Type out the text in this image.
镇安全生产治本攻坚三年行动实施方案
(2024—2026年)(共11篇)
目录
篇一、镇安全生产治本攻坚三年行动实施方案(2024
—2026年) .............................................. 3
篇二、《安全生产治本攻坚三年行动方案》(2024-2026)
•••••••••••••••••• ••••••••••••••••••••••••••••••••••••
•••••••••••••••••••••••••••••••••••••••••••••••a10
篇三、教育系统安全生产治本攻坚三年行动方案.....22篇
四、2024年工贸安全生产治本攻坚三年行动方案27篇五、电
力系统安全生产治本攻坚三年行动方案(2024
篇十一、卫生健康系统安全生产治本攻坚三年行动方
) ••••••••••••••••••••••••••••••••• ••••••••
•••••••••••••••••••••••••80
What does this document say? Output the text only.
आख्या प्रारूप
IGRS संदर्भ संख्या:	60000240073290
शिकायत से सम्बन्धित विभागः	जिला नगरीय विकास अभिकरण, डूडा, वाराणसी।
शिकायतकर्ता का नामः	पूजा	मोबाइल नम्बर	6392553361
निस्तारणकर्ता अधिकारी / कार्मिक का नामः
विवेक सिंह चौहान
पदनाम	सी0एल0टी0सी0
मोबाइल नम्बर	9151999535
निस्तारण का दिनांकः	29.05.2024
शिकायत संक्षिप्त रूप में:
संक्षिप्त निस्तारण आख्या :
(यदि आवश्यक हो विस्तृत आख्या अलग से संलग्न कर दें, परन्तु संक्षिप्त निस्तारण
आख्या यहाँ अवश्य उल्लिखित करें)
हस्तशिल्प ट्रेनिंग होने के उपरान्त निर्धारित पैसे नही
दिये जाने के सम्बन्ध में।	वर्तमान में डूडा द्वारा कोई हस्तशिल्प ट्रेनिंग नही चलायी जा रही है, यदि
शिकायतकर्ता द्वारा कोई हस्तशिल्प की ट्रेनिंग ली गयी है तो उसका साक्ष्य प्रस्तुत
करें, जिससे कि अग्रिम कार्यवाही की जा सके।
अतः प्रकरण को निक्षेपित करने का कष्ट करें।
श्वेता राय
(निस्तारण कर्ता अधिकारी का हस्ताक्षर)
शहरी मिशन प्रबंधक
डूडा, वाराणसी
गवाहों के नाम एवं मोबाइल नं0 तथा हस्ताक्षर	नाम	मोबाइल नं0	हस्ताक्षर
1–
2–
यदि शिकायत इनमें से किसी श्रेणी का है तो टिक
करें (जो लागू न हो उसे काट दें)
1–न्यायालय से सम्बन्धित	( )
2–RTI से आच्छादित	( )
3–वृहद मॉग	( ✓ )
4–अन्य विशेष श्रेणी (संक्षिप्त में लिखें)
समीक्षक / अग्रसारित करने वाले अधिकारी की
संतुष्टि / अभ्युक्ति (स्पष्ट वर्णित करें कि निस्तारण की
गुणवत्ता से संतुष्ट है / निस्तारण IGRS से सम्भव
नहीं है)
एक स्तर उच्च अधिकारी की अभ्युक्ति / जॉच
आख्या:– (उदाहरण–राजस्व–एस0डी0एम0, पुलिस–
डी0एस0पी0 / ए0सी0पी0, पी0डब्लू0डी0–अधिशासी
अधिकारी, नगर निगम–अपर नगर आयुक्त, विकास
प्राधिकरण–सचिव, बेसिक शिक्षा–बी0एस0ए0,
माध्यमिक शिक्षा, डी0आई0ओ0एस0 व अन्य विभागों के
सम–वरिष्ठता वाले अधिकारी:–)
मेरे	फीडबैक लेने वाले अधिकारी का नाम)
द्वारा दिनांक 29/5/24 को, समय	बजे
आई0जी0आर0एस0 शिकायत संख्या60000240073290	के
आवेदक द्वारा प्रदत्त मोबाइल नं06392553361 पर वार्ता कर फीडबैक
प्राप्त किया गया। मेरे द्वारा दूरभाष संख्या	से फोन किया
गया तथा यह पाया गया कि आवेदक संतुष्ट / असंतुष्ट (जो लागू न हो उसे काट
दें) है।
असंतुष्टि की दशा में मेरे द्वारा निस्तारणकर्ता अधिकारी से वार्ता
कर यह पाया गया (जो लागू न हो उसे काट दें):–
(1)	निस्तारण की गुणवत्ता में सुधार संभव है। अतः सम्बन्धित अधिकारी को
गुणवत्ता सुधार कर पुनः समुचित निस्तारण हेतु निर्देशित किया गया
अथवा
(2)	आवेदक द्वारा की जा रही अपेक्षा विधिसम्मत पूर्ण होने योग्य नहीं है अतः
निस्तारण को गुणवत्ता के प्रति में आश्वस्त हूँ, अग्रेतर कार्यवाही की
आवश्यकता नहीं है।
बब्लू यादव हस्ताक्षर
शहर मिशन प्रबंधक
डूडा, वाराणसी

· · · · ·

SET PROBLEM: Copy out each record, keeping every word as it is.

WRITTEN RESPONSE:
Type out the text in this image.
镇安全生产治本攻坚三年行动实施方案
(2024—2026年)(共11篇)
目录
篇一、镇安全生产治本攻坚三年行动实施方案(2024
—2026年) .............................................. 3
篇二、《安全生产治本攻坚三年行动方案》(2024-2026)
•••••••••••••••••• ••••••••••••••••••••••••••••••••••••
•••••••••••••••••••••••••••••••••••••••••••••••a10
篇三、教育系统安全生产治本攻坚三年行动方案.....22篇
四、2024年工贸安全生产治本攻坚三年行动方案27篇五、电
力系统安全生产治本攻坚三年行动方案(2024
篇十一、卫生健康系统安全生产治本攻坚三年行动方
) ••••••••••••••••••••••••••••••••• ••••••••
•••••••••••••••••••••••••80
What does this document say? Output the text only.
आख्या प्रारूप
IGRS संदर्भ संख्या:	60000240073290
शिकायत से सम्बन्धित विभागः	जिला नगरीय विकास अभिकरण, डूडा, वाराणसी।
शिकायतकर्ता का नामः	पूजा	मोबाइल नम्बर	6392553361
निस्तारणकर्ता अधिकारी / कार्मिक का नामः
विवेक सिंह चौहान
पदनाम	सी0एल0टी0सी0
मोबाइल नम्बर	9151999535
निस्तारण का दिनांकः	29.05.2024
शिकायत संक्षिप्त रूप में:
संक्षिप्त निस्तारण आख्या :
(यदि आवश्यक हो विस्तृत आख्या अलग से संलग्न कर दें, परन्तु संक्षिप्त निस्तारण
आख्या यहाँ अवश्य उल्लिखित करें)
हस्तशिल्प ट्रेनिंग होने के उपरान्त निर्धारित पैसे नही
दिये जाने के सम्बन्ध में।	वर्तमान में डूडा द्वारा कोई हस्तशिल्प ट्रेनिंग नही चलायी जा रही है, यदि
शिकायतकर्ता द्वारा कोई हस्तशिल्प की ट्रेनिंग ली गयी है तो उसका साक्ष्य प्रस्तुत
करें, जिससे कि अग्रिम कार्यवाही की जा सके।
अतः प्रकरण को निक्षेपित करने का कष्ट करें।
श्वेता राय
(निस्तारण कर्ता अधिकारी का हस्ताक्षर)
शहरी मिशन प्रबंधक
डूडा, वाराणसी
गवाहों के नाम एवं मोबाइल नं0 तथा हस्ताक्षर	नाम	मोबाइल नं0	हस्ताक्षर
1–
2–
यदि शिकायत इनमें से किसी श्रेणी का है तो टिक
करें (जो लागू न हो उसे काट दें)
1–न्यायालय से सम्बन्धित	( )
2–RTI से आच्छादित	( )
3–वृहद मॉग	( ✓ )
4–अन्य विशेष श्रेणी (संक्षिप्त में लिखें)
समीक्षक / अग्रसारित करने वाले अधिकारी की
संतुष्टि / अभ्युक्ति (स्पष्ट वर्णित करें कि निस्तारण की
गुणवत्ता से संतुष्ट है / निस्तारण IGRS से सम्भव
नहीं है)
एक स्तर उच्च अधिकारी की अभ्युक्ति / जॉच
आख्या:– (उदाहरण–राजस्व–एस0डी0एम0, पुलिस–
डी0एस0पी0 / ए0सी0पी0, पी0डब्लू0डी0–अधिशासी
अधिकारी, नगर निगम–अपर नगर आयुक्त, विकास
प्राधिकरण–सचिव, बेसिक शिक्षा–बी0एस0ए0,
माध्यमिक शिक्षा, डी0आई0ओ0एस0 व अन्य विभागों के
सम–वरिष्ठता वाले अधिकारी:–)
मेरे	फीडबैक लेने वाले अधिकारी का नाम)
द्वारा दिनांक 29/5/24 को, समय	बजे
आई0जी0आर0एस0 शिकायत संख्या60000240073290	के
आवेदक द्वारा प्रदत्त मोबाइल नं06392553361 पर वार्ता कर फीडबैक
प्राप्त किया गया। मेरे द्वारा दूरभाष संख्या	से फोन किया
गया तथा यह पाया गया कि आवेदक संतुष्ट / असंतुष्ट (जो लागू न हो उसे काट
दें) है।
असंतुष्टि की दशा में मेरे द्वारा निस्तारणकर्ता अधिकारी से वार्ता
कर यह पाया गया (जो लागू न हो उसे काट दें):–
(1)	निस्तारण की गुणवत्ता में सुधार संभव है। अतः सम्बन्धित अधिकारी को
गुणवत्ता सुधार कर पुनः समुचित निस्तारण हेतु निर्देशित किया गया
अथवा
(2)	आवेदक द्वारा की जा रही अपेक्षा विधिसम्मत पूर्ण होने योग्य नहीं है अतः
निस्तारण को गुणवत्ता के प्रति में आश्वस्त हूँ, अग्रेतर कार्यवाही की
आवश्यकता नहीं है।
बब्लू यादव हस्ताक्षर
शहर मिशन प्रबंधक
डूडा, वाराणसी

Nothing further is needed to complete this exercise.